## START ENTRIES SHOWN

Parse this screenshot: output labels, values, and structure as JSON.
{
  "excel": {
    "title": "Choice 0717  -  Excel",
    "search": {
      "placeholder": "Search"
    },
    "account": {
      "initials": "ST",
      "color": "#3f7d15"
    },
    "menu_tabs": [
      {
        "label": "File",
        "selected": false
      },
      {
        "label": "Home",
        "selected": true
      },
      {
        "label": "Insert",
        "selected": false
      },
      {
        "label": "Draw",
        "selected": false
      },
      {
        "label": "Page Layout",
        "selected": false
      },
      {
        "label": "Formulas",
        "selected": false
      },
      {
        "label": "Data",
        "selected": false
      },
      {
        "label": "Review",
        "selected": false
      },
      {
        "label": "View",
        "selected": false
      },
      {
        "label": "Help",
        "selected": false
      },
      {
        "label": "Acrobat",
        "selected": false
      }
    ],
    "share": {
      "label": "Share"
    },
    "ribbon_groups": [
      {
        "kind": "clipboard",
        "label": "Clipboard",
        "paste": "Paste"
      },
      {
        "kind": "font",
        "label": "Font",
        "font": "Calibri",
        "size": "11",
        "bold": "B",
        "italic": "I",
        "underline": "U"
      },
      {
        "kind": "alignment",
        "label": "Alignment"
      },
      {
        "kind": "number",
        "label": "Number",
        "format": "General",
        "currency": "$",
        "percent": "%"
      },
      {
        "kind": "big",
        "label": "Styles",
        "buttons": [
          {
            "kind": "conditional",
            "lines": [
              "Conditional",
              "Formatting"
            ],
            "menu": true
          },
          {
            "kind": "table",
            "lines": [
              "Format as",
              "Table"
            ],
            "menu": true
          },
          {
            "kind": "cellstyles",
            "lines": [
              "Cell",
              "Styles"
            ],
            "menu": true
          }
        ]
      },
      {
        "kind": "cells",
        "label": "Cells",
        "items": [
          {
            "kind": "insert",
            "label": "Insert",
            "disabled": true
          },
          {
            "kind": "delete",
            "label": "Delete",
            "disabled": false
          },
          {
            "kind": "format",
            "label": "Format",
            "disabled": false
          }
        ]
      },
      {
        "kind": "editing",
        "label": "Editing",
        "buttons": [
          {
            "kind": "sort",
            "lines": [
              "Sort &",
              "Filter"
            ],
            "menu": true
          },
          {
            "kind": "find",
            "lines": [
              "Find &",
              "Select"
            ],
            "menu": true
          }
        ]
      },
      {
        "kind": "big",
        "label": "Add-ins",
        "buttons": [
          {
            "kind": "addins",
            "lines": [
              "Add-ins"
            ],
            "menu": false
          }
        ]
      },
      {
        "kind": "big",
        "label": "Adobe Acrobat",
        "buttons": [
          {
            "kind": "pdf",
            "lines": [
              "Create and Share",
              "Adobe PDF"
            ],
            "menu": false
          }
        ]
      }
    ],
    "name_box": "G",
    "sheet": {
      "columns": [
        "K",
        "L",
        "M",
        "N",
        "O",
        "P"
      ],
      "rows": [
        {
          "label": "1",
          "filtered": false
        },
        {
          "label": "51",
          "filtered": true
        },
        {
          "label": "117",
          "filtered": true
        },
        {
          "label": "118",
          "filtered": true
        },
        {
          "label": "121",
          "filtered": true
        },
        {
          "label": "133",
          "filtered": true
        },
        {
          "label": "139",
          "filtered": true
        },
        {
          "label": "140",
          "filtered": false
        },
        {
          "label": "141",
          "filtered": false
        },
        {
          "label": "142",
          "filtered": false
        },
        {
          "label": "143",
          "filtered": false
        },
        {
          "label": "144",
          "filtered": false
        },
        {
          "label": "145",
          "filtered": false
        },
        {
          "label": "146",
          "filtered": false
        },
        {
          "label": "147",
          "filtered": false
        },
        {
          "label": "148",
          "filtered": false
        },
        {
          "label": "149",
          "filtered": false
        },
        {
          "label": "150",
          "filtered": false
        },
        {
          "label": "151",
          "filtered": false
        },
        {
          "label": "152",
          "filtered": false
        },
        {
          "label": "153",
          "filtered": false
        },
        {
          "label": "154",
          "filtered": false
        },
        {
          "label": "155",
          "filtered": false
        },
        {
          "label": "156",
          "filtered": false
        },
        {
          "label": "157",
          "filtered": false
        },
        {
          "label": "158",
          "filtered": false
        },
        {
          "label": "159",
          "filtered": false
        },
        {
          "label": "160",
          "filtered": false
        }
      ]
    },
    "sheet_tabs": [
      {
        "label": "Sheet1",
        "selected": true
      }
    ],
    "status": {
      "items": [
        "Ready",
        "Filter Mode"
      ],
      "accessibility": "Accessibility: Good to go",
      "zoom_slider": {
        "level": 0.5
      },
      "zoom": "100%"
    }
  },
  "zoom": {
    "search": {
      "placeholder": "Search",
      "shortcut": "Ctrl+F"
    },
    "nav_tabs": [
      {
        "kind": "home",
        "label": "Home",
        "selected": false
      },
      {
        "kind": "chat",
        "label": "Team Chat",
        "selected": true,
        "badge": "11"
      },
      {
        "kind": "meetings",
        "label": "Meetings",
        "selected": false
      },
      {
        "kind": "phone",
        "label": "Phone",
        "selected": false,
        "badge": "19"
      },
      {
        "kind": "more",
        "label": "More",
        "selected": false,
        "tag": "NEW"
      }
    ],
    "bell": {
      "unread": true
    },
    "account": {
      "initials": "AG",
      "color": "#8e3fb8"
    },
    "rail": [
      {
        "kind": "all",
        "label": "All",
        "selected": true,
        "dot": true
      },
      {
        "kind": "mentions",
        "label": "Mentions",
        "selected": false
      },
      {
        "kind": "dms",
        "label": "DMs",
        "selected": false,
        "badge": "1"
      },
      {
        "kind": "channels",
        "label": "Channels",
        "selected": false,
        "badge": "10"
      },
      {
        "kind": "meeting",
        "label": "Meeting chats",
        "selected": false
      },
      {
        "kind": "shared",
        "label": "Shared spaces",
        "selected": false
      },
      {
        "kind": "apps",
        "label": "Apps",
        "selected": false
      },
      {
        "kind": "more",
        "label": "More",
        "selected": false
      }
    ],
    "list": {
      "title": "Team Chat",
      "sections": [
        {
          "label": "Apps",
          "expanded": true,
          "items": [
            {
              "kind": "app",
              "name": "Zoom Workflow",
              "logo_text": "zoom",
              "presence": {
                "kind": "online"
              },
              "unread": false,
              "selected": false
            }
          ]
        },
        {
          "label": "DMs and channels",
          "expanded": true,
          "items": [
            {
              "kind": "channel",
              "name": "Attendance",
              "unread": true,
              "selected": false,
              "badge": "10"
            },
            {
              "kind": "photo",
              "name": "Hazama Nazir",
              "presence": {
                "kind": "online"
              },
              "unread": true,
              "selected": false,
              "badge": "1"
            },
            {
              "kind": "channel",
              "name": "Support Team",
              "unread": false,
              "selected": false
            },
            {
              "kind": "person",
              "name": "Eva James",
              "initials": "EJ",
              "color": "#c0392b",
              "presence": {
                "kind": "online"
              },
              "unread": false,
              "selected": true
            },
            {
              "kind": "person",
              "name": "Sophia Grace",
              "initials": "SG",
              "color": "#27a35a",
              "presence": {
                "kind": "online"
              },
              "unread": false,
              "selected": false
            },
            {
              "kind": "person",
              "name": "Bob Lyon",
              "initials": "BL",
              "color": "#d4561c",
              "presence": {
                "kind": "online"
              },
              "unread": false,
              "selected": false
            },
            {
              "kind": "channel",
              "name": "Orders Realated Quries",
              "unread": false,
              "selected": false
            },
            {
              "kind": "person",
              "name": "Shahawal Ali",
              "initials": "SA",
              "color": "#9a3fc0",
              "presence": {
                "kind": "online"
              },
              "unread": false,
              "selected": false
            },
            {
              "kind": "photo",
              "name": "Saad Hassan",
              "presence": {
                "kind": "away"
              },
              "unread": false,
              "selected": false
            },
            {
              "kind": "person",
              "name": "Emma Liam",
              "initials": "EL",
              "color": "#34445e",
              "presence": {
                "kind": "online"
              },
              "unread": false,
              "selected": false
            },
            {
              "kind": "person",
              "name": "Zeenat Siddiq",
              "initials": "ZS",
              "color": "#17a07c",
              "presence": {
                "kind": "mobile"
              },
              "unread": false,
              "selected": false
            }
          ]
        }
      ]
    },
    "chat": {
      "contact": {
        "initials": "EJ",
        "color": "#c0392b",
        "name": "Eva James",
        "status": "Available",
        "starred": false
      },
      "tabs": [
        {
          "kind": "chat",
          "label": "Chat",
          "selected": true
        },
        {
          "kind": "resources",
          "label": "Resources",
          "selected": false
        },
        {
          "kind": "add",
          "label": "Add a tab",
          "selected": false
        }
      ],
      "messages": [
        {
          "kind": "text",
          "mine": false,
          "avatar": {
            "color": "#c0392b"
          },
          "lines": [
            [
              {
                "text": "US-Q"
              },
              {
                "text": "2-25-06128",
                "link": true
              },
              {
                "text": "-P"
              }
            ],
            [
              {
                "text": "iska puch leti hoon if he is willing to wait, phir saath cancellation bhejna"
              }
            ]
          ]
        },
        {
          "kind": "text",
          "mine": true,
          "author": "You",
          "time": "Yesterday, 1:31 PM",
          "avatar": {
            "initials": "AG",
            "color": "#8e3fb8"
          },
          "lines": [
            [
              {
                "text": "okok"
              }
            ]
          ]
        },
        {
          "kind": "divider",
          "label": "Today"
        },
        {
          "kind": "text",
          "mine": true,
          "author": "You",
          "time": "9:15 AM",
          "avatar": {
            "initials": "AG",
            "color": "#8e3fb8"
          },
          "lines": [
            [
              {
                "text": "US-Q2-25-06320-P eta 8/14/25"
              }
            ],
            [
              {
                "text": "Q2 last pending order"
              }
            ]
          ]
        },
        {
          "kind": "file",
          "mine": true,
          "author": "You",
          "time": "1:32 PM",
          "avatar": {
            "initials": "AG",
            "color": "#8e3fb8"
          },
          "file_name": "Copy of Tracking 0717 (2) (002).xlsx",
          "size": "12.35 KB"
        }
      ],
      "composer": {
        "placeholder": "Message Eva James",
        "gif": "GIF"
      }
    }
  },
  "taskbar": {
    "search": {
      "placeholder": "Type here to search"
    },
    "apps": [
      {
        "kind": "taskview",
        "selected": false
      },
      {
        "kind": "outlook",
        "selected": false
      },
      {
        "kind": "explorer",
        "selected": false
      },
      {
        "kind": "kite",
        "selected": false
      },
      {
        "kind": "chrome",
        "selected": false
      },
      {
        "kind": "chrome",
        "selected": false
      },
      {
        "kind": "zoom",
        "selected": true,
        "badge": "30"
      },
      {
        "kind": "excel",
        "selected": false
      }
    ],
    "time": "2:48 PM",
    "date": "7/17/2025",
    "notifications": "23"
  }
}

## END ENTRIES SHOWN

— TASK GOAL —
Search the lines for the string "badge" and copy every line that has it.

— EXERCISE ANSWER —
        "badge": "11"
        "badge": "19"
        "badge": "1"
        "badge": "10"
              "badge": "10"
              "badge": "1"
        "badge": "30"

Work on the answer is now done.